= Objective =
Give a verbatim copy of the lines below, minus the pictures.

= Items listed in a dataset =
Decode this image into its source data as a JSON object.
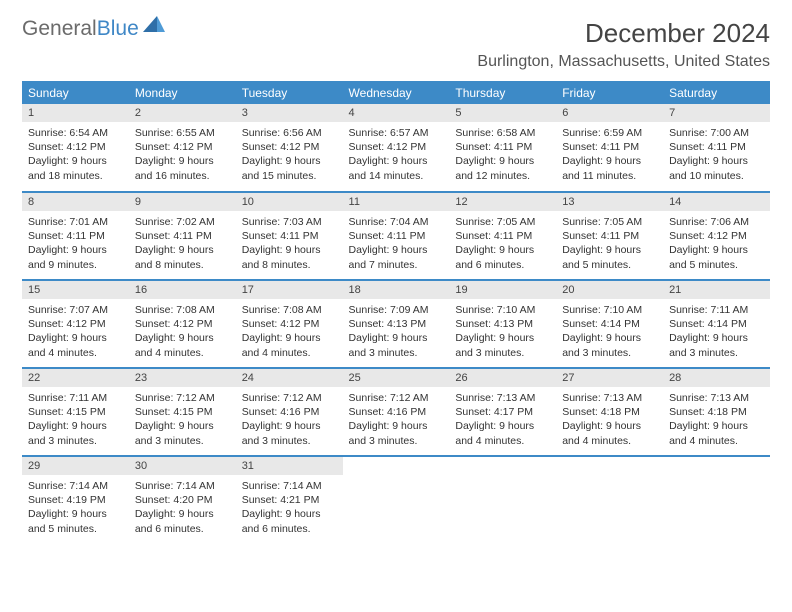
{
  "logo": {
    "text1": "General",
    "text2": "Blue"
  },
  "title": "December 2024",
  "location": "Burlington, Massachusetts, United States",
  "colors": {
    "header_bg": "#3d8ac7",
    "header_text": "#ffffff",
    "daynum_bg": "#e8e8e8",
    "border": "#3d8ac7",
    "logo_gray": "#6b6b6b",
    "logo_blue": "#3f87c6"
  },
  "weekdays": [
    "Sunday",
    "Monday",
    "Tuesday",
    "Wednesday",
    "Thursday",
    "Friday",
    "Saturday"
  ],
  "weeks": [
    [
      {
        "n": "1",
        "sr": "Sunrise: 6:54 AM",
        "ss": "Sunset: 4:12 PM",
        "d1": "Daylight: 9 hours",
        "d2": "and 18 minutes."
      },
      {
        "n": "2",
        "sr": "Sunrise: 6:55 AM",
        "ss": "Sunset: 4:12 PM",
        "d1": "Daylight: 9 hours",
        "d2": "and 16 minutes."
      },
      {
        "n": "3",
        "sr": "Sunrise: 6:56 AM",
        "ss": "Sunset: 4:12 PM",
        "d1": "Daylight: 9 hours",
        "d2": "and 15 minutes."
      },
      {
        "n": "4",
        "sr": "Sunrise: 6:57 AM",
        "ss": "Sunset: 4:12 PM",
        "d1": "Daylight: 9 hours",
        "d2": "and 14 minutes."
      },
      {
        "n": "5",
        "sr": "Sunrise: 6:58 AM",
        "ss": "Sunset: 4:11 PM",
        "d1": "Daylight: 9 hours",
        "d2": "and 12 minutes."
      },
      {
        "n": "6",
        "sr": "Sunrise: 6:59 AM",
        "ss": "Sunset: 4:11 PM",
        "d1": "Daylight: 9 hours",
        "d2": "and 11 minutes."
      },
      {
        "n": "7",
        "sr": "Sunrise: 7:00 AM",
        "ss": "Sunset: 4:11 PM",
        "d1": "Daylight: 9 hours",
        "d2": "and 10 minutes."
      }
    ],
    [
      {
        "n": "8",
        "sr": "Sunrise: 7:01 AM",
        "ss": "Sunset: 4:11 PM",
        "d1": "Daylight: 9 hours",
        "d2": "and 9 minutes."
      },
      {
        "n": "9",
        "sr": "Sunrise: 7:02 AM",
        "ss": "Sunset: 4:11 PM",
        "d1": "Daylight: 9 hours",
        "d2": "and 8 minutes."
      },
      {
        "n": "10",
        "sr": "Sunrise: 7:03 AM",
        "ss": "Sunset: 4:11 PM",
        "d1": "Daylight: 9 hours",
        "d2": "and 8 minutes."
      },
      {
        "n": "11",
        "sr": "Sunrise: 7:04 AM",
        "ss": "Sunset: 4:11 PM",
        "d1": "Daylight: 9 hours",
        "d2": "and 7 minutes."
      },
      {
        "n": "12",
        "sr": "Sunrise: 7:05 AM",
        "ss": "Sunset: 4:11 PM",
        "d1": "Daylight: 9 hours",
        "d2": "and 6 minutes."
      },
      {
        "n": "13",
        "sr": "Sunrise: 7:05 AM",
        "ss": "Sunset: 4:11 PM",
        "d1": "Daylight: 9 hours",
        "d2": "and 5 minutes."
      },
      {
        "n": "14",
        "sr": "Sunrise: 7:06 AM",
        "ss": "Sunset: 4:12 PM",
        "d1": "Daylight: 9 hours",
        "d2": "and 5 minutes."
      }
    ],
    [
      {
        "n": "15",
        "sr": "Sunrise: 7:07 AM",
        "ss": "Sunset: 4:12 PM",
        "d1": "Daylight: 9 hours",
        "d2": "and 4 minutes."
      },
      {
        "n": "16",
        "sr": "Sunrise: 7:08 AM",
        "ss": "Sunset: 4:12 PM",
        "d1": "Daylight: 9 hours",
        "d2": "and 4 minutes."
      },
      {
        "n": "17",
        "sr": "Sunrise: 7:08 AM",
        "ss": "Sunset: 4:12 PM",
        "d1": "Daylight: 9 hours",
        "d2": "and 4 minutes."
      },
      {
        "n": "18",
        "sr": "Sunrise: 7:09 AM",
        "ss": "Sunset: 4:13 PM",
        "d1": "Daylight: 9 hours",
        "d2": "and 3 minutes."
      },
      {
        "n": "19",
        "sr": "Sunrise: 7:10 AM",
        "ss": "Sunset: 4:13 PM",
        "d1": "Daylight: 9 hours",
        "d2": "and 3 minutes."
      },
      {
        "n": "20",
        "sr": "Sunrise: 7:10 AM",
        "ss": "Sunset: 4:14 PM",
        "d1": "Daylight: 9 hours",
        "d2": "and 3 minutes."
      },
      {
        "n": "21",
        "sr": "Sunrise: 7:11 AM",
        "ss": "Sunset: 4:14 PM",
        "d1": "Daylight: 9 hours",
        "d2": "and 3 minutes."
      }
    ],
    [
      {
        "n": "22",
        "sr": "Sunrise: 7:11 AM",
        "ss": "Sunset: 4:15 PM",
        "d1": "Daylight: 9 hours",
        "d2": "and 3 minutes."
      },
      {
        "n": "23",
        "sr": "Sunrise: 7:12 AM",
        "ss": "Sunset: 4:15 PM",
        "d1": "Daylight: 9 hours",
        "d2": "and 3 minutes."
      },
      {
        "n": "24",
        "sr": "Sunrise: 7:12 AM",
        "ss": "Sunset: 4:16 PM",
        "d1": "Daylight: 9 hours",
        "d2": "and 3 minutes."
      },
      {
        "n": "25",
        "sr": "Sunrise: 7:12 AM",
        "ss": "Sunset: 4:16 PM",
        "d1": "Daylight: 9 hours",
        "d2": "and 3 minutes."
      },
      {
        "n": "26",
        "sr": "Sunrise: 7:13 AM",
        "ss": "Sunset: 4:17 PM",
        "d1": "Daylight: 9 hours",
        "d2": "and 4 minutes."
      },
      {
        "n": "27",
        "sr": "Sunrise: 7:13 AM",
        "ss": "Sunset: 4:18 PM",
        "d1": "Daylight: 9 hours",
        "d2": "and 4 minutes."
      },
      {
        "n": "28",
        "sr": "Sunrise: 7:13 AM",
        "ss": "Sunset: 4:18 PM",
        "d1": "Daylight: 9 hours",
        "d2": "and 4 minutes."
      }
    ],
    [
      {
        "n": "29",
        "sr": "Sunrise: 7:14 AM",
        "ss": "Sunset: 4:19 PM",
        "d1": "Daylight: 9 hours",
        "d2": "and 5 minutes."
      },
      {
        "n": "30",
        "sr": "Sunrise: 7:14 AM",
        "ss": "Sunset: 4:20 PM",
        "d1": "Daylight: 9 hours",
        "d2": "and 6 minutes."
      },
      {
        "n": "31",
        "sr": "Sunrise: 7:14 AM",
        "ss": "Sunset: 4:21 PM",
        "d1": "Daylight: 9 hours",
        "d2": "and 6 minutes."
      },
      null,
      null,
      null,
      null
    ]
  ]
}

= Complete response =
Decode this image into its source data as a JSON object.
{
  "logo": {
    "text1": "General",
    "text2": "Blue"
  },
  "title": "December 2024",
  "location": "Burlington, Massachusetts, United States",
  "colors": {
    "header_bg": "#3d8ac7",
    "header_text": "#ffffff",
    "daynum_bg": "#e8e8e8",
    "border": "#3d8ac7",
    "logo_gray": "#6b6b6b",
    "logo_blue": "#3f87c6"
  },
  "weekdays": [
    "Sunday",
    "Monday",
    "Tuesday",
    "Wednesday",
    "Thursday",
    "Friday",
    "Saturday"
  ],
  "weeks": [
    [
      {
        "n": "1",
        "sr": "Sunrise: 6:54 AM",
        "ss": "Sunset: 4:12 PM",
        "d1": "Daylight: 9 hours",
        "d2": "and 18 minutes."
      },
      {
        "n": "2",
        "sr": "Sunrise: 6:55 AM",
        "ss": "Sunset: 4:12 PM",
        "d1": "Daylight: 9 hours",
        "d2": "and 16 minutes."
      },
      {
        "n": "3",
        "sr": "Sunrise: 6:56 AM",
        "ss": "Sunset: 4:12 PM",
        "d1": "Daylight: 9 hours",
        "d2": "and 15 minutes."
      },
      {
        "n": "4",
        "sr": "Sunrise: 6:57 AM",
        "ss": "Sunset: 4:12 PM",
        "d1": "Daylight: 9 hours",
        "d2": "and 14 minutes."
      },
      {
        "n": "5",
        "sr": "Sunrise: 6:58 AM",
        "ss": "Sunset: 4:11 PM",
        "d1": "Daylight: 9 hours",
        "d2": "and 12 minutes."
      },
      {
        "n": "6",
        "sr": "Sunrise: 6:59 AM",
        "ss": "Sunset: 4:11 PM",
        "d1": "Daylight: 9 hours",
        "d2": "and 11 minutes."
      },
      {
        "n": "7",
        "sr": "Sunrise: 7:00 AM",
        "ss": "Sunset: 4:11 PM",
        "d1": "Daylight: 9 hours",
        "d2": "and 10 minutes."
      }
    ],
    [
      {
        "n": "8",
        "sr": "Sunrise: 7:01 AM",
        "ss": "Sunset: 4:11 PM",
        "d1": "Daylight: 9 hours",
        "d2": "and 9 minutes."
      },
      {
        "n": "9",
        "sr": "Sunrise: 7:02 AM",
        "ss": "Sunset: 4:11 PM",
        "d1": "Daylight: 9 hours",
        "d2": "and 8 minutes."
      },
      {
        "n": "10",
        "sr": "Sunrise: 7:03 AM",
        "ss": "Sunset: 4:11 PM",
        "d1": "Daylight: 9 hours",
        "d2": "and 8 minutes."
      },
      {
        "n": "11",
        "sr": "Sunrise: 7:04 AM",
        "ss": "Sunset: 4:11 PM",
        "d1": "Daylight: 9 hours",
        "d2": "and 7 minutes."
      },
      {
        "n": "12",
        "sr": "Sunrise: 7:05 AM",
        "ss": "Sunset: 4:11 PM",
        "d1": "Daylight: 9 hours",
        "d2": "and 6 minutes."
      },
      {
        "n": "13",
        "sr": "Sunrise: 7:05 AM",
        "ss": "Sunset: 4:11 PM",
        "d1": "Daylight: 9 hours",
        "d2": "and 5 minutes."
      },
      {
        "n": "14",
        "sr": "Sunrise: 7:06 AM",
        "ss": "Sunset: 4:12 PM",
        "d1": "Daylight: 9 hours",
        "d2": "and 5 minutes."
      }
    ],
    [
      {
        "n": "15",
        "sr": "Sunrise: 7:07 AM",
        "ss": "Sunset: 4:12 PM",
        "d1": "Daylight: 9 hours",
        "d2": "and 4 minutes."
      },
      {
        "n": "16",
        "sr": "Sunrise: 7:08 AM",
        "ss": "Sunset: 4:12 PM",
        "d1": "Daylight: 9 hours",
        "d2": "and 4 minutes."
      },
      {
        "n": "17",
        "sr": "Sunrise: 7:08 AM",
        "ss": "Sunset: 4:12 PM",
        "d1": "Daylight: 9 hours",
        "d2": "and 4 minutes."
      },
      {
        "n": "18",
        "sr": "Sunrise: 7:09 AM",
        "ss": "Sunset: 4:13 PM",
        "d1": "Daylight: 9 hours",
        "d2": "and 3 minutes."
      },
      {
        "n": "19",
        "sr": "Sunrise: 7:10 AM",
        "ss": "Sunset: 4:13 PM",
        "d1": "Daylight: 9 hours",
        "d2": "and 3 minutes."
      },
      {
        "n": "20",
        "sr": "Sunrise: 7:10 AM",
        "ss": "Sunset: 4:14 PM",
        "d1": "Daylight: 9 hours",
        "d2": "and 3 minutes."
      },
      {
        "n": "21",
        "sr": "Sunrise: 7:11 AM",
        "ss": "Sunset: 4:14 PM",
        "d1": "Daylight: 9 hours",
        "d2": "and 3 minutes."
      }
    ],
    [
      {
        "n": "22",
        "sr": "Sunrise: 7:11 AM",
        "ss": "Sunset: 4:15 PM",
        "d1": "Daylight: 9 hours",
        "d2": "and 3 minutes."
      },
      {
        "n": "23",
        "sr": "Sunrise: 7:12 AM",
        "ss": "Sunset: 4:15 PM",
        "d1": "Daylight: 9 hours",
        "d2": "and 3 minutes."
      },
      {
        "n": "24",
        "sr": "Sunrise: 7:12 AM",
        "ss": "Sunset: 4:16 PM",
        "d1": "Daylight: 9 hours",
        "d2": "and 3 minutes."
      },
      {
        "n": "25",
        "sr": "Sunrise: 7:12 AM",
        "ss": "Sunset: 4:16 PM",
        "d1": "Daylight: 9 hours",
        "d2": "and 3 minutes."
      },
      {
        "n": "26",
        "sr": "Sunrise: 7:13 AM",
        "ss": "Sunset: 4:17 PM",
        "d1": "Daylight: 9 hours",
        "d2": "and 4 minutes."
      },
      {
        "n": "27",
        "sr": "Sunrise: 7:13 AM",
        "ss": "Sunset: 4:18 PM",
        "d1": "Daylight: 9 hours",
        "d2": "and 4 minutes."
      },
      {
        "n": "28",
        "sr": "Sunrise: 7:13 AM",
        "ss": "Sunset: 4:18 PM",
        "d1": "Daylight: 9 hours",
        "d2": "and 4 minutes."
      }
    ],
    [
      {
        "n": "29",
        "sr": "Sunrise: 7:14 AM",
        "ss": "Sunset: 4:19 PM",
        "d1": "Daylight: 9 hours",
        "d2": "and 5 minutes."
      },
      {
        "n": "30",
        "sr": "Sunrise: 7:14 AM",
        "ss": "Sunset: 4:20 PM",
        "d1": "Daylight: 9 hours",
        "d2": "and 6 minutes."
      },
      {
        "n": "31",
        "sr": "Sunrise: 7:14 AM",
        "ss": "Sunset: 4:21 PM",
        "d1": "Daylight: 9 hours",
        "d2": "and 6 minutes."
      },
      null,
      null,
      null,
      null
    ]
  ]
}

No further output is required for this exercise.